Exercise: Pick out every line of the entries below where "cast" occurs, and copy those lines.

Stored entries
● ● ●

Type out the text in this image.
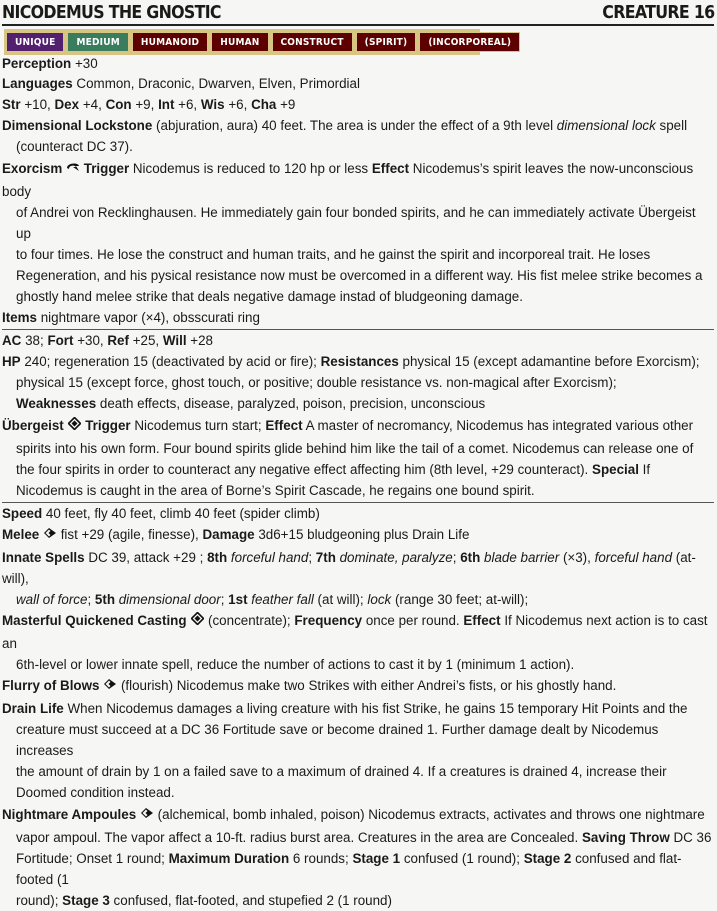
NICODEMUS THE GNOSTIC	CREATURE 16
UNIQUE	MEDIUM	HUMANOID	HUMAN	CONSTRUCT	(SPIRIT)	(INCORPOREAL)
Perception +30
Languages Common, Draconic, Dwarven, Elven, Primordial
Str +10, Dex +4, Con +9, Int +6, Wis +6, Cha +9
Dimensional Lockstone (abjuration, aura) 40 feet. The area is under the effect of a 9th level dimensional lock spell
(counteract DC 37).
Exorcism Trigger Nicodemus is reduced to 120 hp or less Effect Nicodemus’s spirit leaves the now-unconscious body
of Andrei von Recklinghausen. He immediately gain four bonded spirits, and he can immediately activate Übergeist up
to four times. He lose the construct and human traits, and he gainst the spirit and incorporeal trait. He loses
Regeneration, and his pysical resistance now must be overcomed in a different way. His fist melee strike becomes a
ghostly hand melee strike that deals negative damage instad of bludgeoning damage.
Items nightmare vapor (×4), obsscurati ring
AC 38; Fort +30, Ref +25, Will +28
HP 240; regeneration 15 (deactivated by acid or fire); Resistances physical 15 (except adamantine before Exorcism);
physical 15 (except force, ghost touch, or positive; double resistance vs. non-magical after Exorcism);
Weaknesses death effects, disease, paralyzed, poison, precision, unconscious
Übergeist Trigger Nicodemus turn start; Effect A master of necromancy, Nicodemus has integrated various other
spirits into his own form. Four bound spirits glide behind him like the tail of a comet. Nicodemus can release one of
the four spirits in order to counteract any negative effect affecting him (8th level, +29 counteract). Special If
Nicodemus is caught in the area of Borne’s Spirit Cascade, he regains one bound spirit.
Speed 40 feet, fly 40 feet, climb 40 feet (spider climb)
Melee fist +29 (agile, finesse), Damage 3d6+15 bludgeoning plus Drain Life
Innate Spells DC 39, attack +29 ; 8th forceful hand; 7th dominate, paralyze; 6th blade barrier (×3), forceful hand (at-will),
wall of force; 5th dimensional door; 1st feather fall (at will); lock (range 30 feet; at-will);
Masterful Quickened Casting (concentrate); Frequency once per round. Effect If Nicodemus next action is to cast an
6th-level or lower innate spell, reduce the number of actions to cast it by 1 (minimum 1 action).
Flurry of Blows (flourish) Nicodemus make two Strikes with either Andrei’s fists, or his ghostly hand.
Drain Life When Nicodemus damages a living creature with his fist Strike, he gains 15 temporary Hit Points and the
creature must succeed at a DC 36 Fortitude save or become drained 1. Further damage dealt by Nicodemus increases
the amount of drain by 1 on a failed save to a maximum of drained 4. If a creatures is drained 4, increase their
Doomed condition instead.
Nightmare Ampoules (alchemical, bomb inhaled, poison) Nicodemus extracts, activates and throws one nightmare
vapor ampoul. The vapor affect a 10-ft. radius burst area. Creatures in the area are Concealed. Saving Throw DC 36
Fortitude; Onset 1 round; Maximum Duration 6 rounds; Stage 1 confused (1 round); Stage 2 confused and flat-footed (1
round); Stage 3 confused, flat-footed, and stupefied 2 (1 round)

● ● ●

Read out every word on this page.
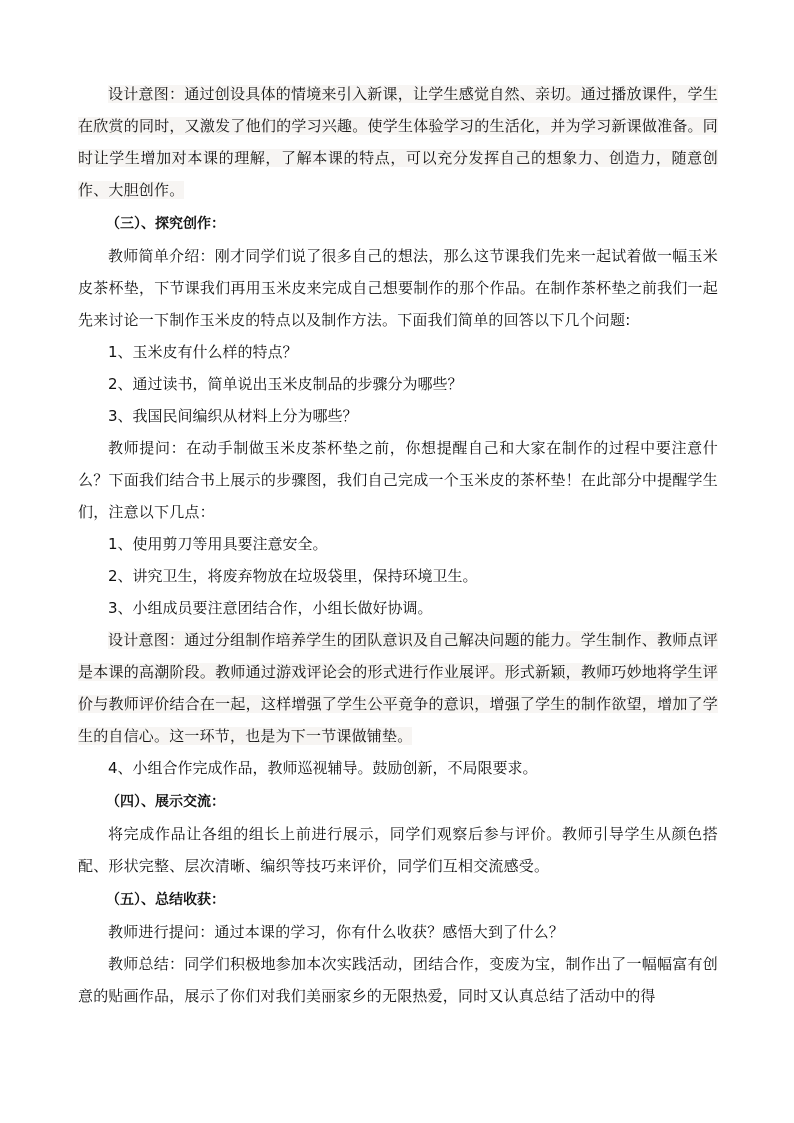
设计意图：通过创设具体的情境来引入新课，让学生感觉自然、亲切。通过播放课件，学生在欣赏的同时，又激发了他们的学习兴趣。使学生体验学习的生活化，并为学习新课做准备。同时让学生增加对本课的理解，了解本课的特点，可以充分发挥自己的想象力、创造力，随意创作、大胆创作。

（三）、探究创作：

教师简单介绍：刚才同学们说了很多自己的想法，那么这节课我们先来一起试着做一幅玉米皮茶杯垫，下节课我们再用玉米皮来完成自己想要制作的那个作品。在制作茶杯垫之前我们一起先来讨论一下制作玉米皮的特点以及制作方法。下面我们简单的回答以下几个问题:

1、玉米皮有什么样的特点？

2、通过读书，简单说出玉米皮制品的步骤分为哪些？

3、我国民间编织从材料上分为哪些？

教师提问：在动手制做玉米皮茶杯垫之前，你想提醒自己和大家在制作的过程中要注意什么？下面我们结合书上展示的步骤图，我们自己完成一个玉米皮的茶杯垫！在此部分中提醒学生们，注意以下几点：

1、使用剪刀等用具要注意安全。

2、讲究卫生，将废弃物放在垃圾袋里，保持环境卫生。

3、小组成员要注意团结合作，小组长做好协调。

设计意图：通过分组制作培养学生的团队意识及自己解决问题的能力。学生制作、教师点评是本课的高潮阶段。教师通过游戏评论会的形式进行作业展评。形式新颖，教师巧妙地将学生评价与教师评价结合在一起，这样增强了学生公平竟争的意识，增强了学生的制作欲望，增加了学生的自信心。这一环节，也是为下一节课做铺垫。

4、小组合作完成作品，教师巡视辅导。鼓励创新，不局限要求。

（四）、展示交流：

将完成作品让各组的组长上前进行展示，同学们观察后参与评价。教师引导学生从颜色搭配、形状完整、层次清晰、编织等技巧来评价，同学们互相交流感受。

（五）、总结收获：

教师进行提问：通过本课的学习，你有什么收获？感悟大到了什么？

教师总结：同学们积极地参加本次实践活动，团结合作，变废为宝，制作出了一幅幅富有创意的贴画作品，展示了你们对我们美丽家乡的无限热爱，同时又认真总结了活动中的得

● ● ●

Written answer:
Masterful Quickened Casting (concentrate); Frequency once per round. Effect If Nicodemus next action is to cast an
6th-level or lower innate spell, reduce the number of actions to cast it by 1 (minimum 1 action).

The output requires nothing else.